# Your goal
Print the listing that follows line for line, leaving every character unchanged.

[Layout records]

# # # #

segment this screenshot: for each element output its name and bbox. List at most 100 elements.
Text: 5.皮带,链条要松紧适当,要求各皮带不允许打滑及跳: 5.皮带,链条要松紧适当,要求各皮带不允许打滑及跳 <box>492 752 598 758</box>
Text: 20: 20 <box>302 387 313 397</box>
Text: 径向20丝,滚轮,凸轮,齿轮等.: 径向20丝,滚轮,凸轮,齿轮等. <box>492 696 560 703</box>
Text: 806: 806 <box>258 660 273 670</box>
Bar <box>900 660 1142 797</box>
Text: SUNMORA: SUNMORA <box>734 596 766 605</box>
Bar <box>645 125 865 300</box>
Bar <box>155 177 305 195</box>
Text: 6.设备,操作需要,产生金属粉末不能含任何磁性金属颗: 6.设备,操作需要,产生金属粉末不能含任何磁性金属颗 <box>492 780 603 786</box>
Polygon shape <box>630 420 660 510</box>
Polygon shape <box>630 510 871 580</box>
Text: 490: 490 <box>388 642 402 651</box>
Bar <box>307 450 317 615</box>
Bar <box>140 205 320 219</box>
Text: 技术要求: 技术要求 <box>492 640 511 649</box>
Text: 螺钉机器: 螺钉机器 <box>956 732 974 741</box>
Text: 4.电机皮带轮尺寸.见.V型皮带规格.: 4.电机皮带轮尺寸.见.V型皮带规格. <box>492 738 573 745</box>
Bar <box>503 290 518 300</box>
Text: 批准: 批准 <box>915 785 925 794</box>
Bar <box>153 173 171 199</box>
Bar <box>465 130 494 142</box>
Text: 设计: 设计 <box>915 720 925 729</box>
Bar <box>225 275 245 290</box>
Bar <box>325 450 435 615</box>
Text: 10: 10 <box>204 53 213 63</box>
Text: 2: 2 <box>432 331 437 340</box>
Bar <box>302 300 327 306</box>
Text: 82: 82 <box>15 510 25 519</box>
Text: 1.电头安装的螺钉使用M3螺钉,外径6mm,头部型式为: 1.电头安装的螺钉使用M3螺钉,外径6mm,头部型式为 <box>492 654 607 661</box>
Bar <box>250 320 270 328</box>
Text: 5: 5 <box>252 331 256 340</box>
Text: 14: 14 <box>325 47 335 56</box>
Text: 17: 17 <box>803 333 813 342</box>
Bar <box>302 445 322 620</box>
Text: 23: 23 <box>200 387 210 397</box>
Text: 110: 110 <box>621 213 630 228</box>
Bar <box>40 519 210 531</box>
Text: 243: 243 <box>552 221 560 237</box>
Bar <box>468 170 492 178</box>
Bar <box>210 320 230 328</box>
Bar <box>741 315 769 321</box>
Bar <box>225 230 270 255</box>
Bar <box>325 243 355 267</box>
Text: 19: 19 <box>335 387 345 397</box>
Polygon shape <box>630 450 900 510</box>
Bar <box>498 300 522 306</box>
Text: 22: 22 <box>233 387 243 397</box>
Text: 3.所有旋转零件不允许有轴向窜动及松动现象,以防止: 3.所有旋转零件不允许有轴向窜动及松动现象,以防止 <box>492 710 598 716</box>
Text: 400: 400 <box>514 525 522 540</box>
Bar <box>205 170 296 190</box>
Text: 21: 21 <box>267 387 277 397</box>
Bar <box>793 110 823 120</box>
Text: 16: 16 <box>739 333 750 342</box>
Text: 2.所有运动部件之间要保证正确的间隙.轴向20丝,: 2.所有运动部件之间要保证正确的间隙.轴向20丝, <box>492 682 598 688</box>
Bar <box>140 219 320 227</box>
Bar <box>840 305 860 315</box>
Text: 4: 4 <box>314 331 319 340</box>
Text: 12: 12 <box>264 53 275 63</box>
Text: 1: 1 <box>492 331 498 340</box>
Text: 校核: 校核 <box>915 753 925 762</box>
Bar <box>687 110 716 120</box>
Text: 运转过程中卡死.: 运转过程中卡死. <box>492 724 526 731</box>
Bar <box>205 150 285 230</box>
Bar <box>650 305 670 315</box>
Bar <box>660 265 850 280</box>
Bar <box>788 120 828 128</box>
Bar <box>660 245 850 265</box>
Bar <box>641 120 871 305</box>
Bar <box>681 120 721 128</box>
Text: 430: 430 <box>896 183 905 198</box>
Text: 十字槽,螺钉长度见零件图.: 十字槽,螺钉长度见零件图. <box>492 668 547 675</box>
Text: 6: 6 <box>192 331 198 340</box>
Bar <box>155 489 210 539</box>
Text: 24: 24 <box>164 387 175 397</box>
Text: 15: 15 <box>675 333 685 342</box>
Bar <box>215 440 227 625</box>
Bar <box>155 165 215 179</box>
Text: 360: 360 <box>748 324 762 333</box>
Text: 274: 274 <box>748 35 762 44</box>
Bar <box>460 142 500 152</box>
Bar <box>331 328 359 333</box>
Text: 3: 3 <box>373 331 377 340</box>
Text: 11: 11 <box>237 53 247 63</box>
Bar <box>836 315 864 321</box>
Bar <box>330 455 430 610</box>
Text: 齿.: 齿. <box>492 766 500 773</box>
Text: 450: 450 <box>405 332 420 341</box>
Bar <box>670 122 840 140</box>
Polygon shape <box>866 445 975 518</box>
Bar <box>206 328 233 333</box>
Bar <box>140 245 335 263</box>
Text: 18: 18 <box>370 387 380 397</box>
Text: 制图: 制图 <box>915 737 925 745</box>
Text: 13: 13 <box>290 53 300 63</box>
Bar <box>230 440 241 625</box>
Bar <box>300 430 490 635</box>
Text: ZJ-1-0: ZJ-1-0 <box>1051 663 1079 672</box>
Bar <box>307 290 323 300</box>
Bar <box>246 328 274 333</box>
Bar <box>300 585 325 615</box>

# # # #

# Answer
segment this screenshot: for each element output its name and bbox. List at most 100 elements.
Text: 5.皮带,链条要松紧适当,要求各皮带不允许打滑及跳: 5.皮带,链条要松紧适当,要求各皮带不允许打滑及跳 <box>492 752 598 758</box>
Text: 20: 20 <box>302 387 313 397</box>
Text: 径向20丝,滚轮,凸轮,齿轮等.: 径向20丝,滚轮,凸轮,齿轮等. <box>492 696 560 703</box>
Text: 806: 806 <box>258 660 273 670</box>
Bar <box>900 660 1142 797</box>
Text: SUNMORA: SUNMORA <box>734 596 766 605</box>
Bar <box>645 125 865 300</box>
Bar <box>155 177 305 195</box>
Text: 6.设备,操作需要,产生金属粉末不能含任何磁性金属颗: 6.设备,操作需要,产生金属粉末不能含任何磁性金属颗 <box>492 780 603 786</box>
Polygon shape <box>630 420 660 510</box>
Polygon shape <box>630 510 871 580</box>
Text: 490: 490 <box>388 642 402 651</box>
Bar <box>307 450 317 615</box>
Bar <box>140 205 320 219</box>
Text: 技术要求: 技术要求 <box>492 640 511 649</box>
Text: 螺钉机器: 螺钉机器 <box>956 732 974 741</box>
Text: 4.电机皮带轮尺寸.见.V型皮带规格.: 4.电机皮带轮尺寸.见.V型皮带规格. <box>492 738 573 745</box>
Bar <box>503 290 518 300</box>
Text: 批准: 批准 <box>915 785 925 794</box>
Bar <box>153 173 171 199</box>
Bar <box>465 130 494 142</box>
Text: 设计: 设计 <box>915 720 925 729</box>
Bar <box>225 275 245 290</box>
Bar <box>325 450 435 615</box>
Text: 10: 10 <box>204 53 213 63</box>
Text: 2: 2 <box>432 331 437 340</box>
Bar <box>302 300 327 306</box>
Text: 82: 82 <box>15 510 25 519</box>
Text: 1.电头安装的螺钉使用M3螺钉,外径6mm,头部型式为: 1.电头安装的螺钉使用M3螺钉,外径6mm,头部型式为 <box>492 654 607 661</box>
Bar <box>250 320 270 328</box>
Text: 5: 5 <box>252 331 256 340</box>
Text: 14: 14 <box>325 47 335 56</box>
Text: 17: 17 <box>803 333 813 342</box>
Bar <box>302 445 322 620</box>
Text: 23: 23 <box>200 387 210 397</box>
Text: 110: 110 <box>621 213 630 228</box>
Bar <box>40 519 210 531</box>
Text: 243: 243 <box>552 221 560 237</box>
Bar <box>468 170 492 178</box>
Bar <box>210 320 230 328</box>
Bar <box>741 315 769 321</box>
Bar <box>225 230 270 255</box>
Bar <box>325 243 355 267</box>
Text: 19: 19 <box>335 387 345 397</box>
Polygon shape <box>630 450 900 510</box>
Bar <box>498 300 522 306</box>
Text: 22: 22 <box>233 387 243 397</box>
Text: 3.所有旋转零件不允许有轴向窜动及松动现象,以防止: 3.所有旋转零件不允许有轴向窜动及松动现象,以防止 <box>492 710 598 716</box>
Text: 400: 400 <box>514 525 522 540</box>
Bar <box>205 170 296 190</box>
Text: 21: 21 <box>267 387 277 397</box>
Bar <box>793 110 823 120</box>
Text: 16: 16 <box>739 333 750 342</box>
Text: 2.所有运动部件之间要保证正确的间隙.轴向20丝,: 2.所有运动部件之间要保证正确的间隙.轴向20丝, <box>492 682 598 688</box>
Bar <box>140 219 320 227</box>
Bar <box>840 305 860 315</box>
Text: 4: 4 <box>314 331 319 340</box>
Text: 12: 12 <box>264 53 275 63</box>
Text: 1: 1 <box>492 331 498 340</box>
Text: 校核: 校核 <box>915 753 925 762</box>
Bar <box>687 110 716 120</box>
Text: 运转过程中卡死.: 运转过程中卡死. <box>492 724 526 731</box>
Bar <box>205 150 285 230</box>
Bar <box>650 305 670 315</box>
Bar <box>660 265 850 280</box>
Bar <box>788 120 828 128</box>
Bar <box>660 245 850 265</box>
Bar <box>641 120 871 305</box>
Bar <box>681 120 721 128</box>
Text: 430: 430 <box>896 183 905 198</box>
Text: 十字槽,螺钉长度见零件图.: 十字槽,螺钉长度见零件图. <box>492 668 547 675</box>
Text: 6: 6 <box>192 331 198 340</box>
Bar <box>155 489 210 539</box>
Text: 24: 24 <box>164 387 175 397</box>
Text: 15: 15 <box>675 333 685 342</box>
Bar <box>215 440 227 625</box>
Bar <box>155 165 215 179</box>
Text: 360: 360 <box>748 324 762 333</box>
Text: 274: 274 <box>748 35 762 44</box>
Bar <box>460 142 500 152</box>
Bar <box>331 328 359 333</box>
Text: 3: 3 <box>373 331 377 340</box>
Text: 11: 11 <box>237 53 247 63</box>
Bar <box>836 315 864 321</box>
Bar <box>330 455 430 610</box>
Text: 齿.: 齿. <box>492 766 500 773</box>
Text: 450: 450 <box>405 332 420 341</box>
Bar <box>670 122 840 140</box>
Polygon shape <box>866 445 975 518</box>
Bar <box>206 328 233 333</box>
Bar <box>140 245 335 263</box>
Text: 18: 18 <box>370 387 380 397</box>
Text: 制图: 制图 <box>915 737 925 745</box>
Text: 13: 13 <box>290 53 300 63</box>
Bar <box>230 440 241 625</box>
Bar <box>300 430 490 635</box>
Text: ZJ-1-0: ZJ-1-0 <box>1051 663 1079 672</box>
Bar <box>307 290 323 300</box>
Bar <box>246 328 274 333</box>
Bar <box>300 585 325 615</box>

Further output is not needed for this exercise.